-- Goal --
Report all lines holding "domain".

Collected data:
┏━━

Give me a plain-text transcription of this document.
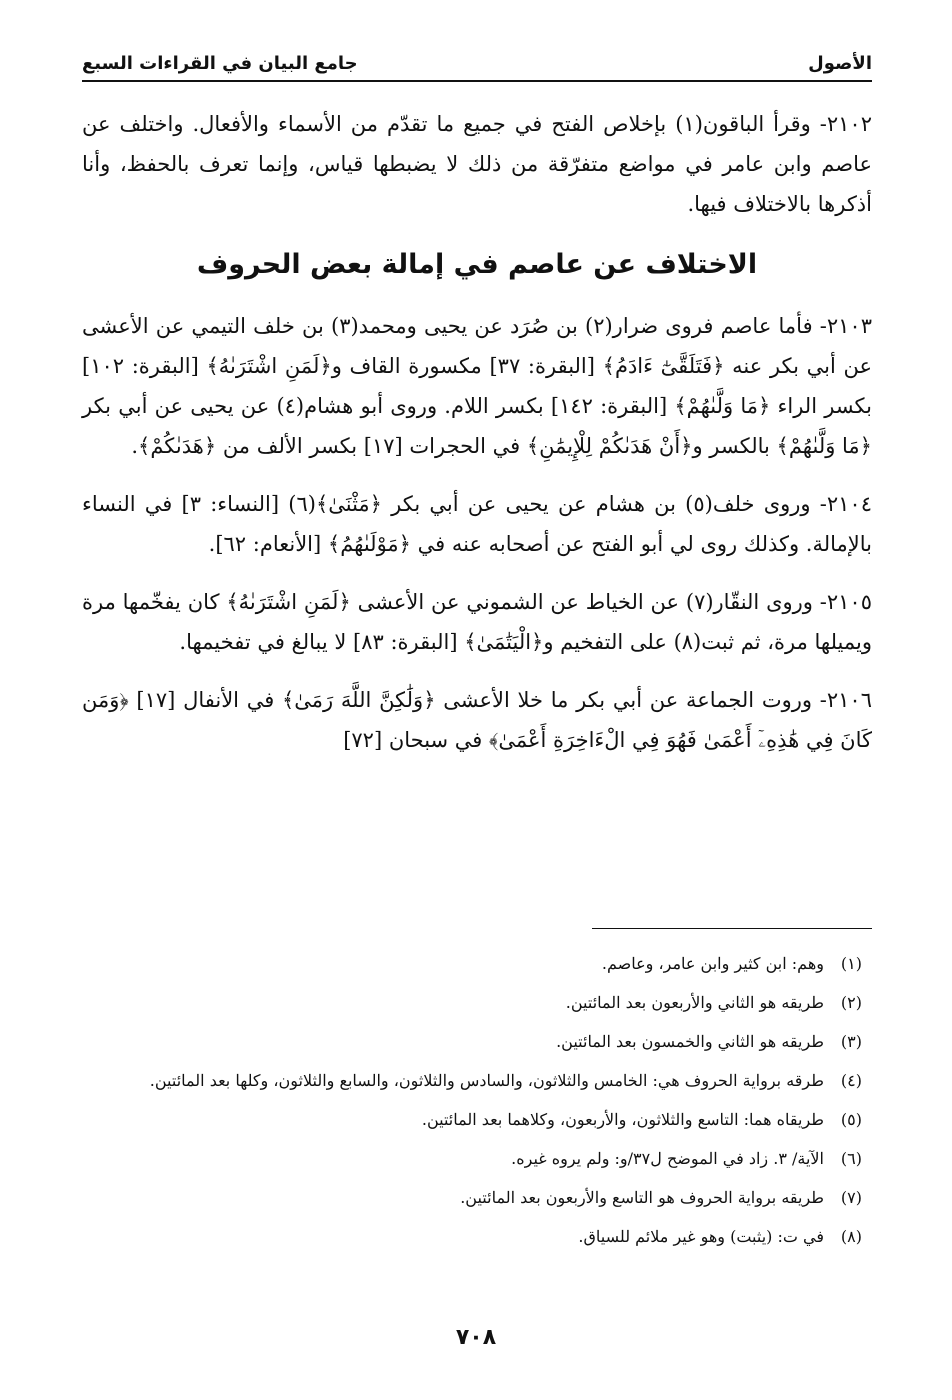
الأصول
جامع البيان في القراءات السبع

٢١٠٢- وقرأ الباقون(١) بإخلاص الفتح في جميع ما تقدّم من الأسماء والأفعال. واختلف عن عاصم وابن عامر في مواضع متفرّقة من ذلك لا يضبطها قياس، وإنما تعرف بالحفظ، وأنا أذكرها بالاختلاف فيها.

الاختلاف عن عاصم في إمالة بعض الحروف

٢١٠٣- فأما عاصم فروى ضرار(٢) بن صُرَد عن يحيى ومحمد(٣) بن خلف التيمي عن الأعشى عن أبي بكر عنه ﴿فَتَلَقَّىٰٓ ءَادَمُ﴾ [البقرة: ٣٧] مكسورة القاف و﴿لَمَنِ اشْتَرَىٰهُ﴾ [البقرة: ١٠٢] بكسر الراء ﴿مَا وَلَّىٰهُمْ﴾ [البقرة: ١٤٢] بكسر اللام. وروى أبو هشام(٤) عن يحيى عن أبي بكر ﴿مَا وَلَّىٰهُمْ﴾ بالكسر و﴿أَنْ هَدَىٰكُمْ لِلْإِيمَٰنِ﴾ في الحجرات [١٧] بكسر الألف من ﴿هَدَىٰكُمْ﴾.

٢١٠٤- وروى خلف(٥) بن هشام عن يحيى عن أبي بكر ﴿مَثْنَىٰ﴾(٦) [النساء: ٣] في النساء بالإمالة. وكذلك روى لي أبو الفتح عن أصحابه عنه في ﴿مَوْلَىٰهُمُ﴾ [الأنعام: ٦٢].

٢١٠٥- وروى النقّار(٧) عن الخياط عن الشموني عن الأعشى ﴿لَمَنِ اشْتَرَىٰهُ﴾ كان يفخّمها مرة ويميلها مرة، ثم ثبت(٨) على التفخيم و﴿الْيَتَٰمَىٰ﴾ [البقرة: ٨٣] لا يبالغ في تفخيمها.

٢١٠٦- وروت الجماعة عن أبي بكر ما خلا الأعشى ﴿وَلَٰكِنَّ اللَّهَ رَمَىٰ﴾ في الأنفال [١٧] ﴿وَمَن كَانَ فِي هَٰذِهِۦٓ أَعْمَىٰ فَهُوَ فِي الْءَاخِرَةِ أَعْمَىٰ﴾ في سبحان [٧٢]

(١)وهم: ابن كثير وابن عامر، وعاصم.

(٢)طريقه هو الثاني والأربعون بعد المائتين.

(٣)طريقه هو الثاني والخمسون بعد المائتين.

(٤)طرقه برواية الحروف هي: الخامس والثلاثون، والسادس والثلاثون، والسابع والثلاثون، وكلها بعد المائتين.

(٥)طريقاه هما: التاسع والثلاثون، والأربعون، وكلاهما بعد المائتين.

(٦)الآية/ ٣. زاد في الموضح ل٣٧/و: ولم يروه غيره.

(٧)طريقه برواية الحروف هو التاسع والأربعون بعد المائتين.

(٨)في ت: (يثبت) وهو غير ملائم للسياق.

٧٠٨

┗━━
┏━━

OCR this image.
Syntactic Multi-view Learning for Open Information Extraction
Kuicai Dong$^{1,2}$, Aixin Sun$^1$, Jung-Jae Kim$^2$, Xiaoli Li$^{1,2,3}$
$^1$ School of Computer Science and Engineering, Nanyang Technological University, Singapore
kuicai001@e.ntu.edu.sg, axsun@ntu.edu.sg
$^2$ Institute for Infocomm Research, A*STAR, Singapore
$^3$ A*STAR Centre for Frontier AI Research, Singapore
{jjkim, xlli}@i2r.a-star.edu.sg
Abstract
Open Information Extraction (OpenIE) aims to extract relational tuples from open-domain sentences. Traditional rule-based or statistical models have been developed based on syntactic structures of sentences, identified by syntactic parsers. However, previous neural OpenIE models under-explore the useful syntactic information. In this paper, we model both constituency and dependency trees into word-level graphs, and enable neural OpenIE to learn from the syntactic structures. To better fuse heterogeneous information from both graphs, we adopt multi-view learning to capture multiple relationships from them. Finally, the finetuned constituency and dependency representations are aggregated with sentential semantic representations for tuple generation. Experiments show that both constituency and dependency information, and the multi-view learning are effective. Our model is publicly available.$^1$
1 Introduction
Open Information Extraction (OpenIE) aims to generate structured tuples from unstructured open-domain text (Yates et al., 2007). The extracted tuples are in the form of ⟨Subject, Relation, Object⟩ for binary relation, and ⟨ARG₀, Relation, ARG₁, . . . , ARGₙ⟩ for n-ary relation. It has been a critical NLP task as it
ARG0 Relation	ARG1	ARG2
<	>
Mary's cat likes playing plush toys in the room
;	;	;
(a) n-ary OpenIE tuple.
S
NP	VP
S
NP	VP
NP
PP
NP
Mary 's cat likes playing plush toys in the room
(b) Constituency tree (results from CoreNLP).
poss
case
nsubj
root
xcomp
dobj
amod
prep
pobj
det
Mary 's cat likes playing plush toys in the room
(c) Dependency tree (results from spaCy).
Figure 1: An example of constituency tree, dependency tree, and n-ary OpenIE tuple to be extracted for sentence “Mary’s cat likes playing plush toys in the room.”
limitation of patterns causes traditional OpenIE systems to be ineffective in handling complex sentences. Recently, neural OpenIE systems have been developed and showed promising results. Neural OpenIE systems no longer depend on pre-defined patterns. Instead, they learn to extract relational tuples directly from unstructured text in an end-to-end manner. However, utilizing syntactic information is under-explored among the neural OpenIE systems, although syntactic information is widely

┗━━

-- Task response --
Open Information Extraction (OpenIE) aims to extract relational tuples from open-domain sentences. Traditional rule-based or statistical models have been developed based on syntactic structures of sentences, identified by syntactic parsers. However, previous neural OpenIE models under-explore the useful syntactic information. In this paper, we model both constituency and dependency trees into word-level graphs, and enable neural OpenIE to learn from the syntactic structures. To better fuse heterogeneous information from both graphs, we adopt multi-view learning to capture multiple relationships from them. Finally, the finetuned constituency and dependency representations are aggregated with sentential semantic representations for tuple generation. Experiments show that both constituency and dependency information, and the multi-view learning are effective. Our model is publicly available.$^1$
Open Information Extraction (OpenIE) aims to generate structured tuples from unstructured open-domain text (Yates et al., 2007). The extracted tuples are in the form of ⟨Subject, Relation, Object⟩ for binary relation, and ⟨ARG₀, Relation, ARG₁, . . . , ARGₙ⟩ for n-ary relation. It has been a critical NLP task as it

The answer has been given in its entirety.